** START OF STORED RECORDS **
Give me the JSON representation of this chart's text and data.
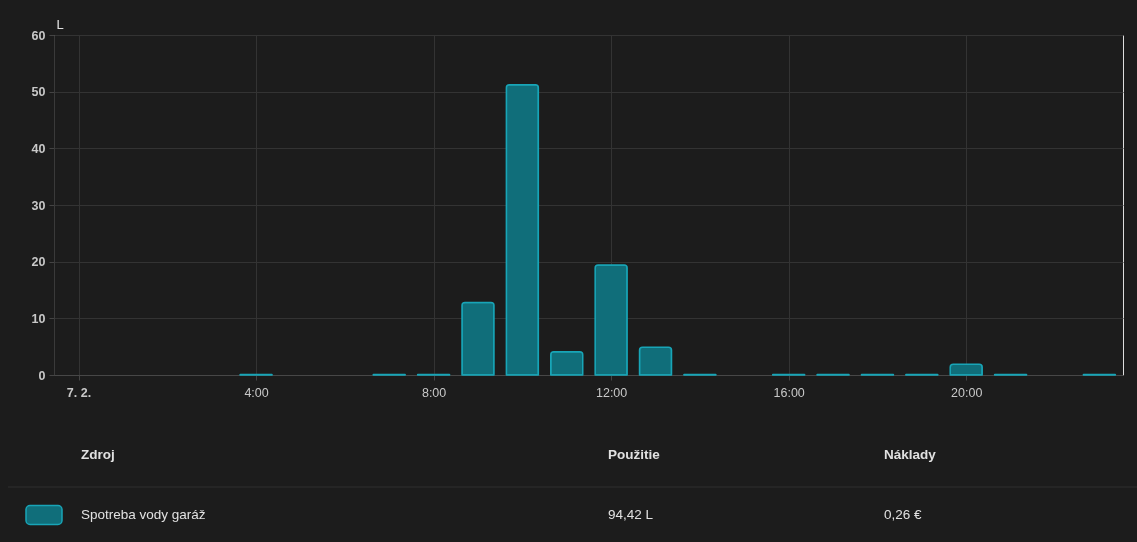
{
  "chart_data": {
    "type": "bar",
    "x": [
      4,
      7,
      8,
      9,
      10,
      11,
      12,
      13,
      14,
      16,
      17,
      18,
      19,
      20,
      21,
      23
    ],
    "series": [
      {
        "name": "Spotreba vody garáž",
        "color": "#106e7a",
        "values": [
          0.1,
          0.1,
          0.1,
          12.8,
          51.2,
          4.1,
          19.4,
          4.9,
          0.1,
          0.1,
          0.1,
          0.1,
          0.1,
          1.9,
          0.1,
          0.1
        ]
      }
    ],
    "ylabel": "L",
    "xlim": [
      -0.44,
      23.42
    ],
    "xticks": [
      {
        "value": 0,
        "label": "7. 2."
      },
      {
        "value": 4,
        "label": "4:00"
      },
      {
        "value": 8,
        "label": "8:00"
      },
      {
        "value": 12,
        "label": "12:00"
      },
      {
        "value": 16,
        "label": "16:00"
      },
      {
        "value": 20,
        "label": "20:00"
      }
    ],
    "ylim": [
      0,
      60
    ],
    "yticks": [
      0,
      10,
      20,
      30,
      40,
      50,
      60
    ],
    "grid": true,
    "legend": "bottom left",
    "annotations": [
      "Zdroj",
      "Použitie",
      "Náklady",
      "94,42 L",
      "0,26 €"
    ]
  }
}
** END OF STORED RECORDS **
## EXERCISE INSTRUCTIONS
Quote the records above in full, dropping each picture.

## OUTPUT OF THE TASK
Give me the JSON representation of this chart's text and data.
{
  "chart_data": {
    "type": "bar",
    "x": [
      4,
      7,
      8,
      9,
      10,
      11,
      12,
      13,
      14,
      16,
      17,
      18,
      19,
      20,
      21,
      23
    ],
    "series": [
      {
        "name": "Spotreba vody garáž",
        "color": "#106e7a",
        "values": [
          0.1,
          0.1,
          0.1,
          12.8,
          51.2,
          4.1,
          19.4,
          4.9,
          0.1,
          0.1,
          0.1,
          0.1,
          0.1,
          1.9,
          0.1,
          0.1
        ]
      }
    ],
    "ylabel": "L",
    "xlim": [
      -0.44,
      23.42
    ],
    "xticks": [
      {
        "value": 0,
        "label": "7. 2."
      },
      {
        "value": 4,
        "label": "4:00"
      },
      {
        "value": 8,
        "label": "8:00"
      },
      {
        "value": 12,
        "label": "12:00"
      },
      {
        "value": 16,
        "label": "16:00"
      },
      {
        "value": 20,
        "label": "20:00"
      }
    ],
    "ylim": [
      0,
      60
    ],
    "yticks": [
      0,
      10,
      20,
      30,
      40,
      50,
      60
    ],
    "grid": true,
    "legend": "bottom left",
    "annotations": [
      "Zdroj",
      "Použitie",
      "Náklady",
      "94,42 L",
      "0,26 €"
    ]
  }
}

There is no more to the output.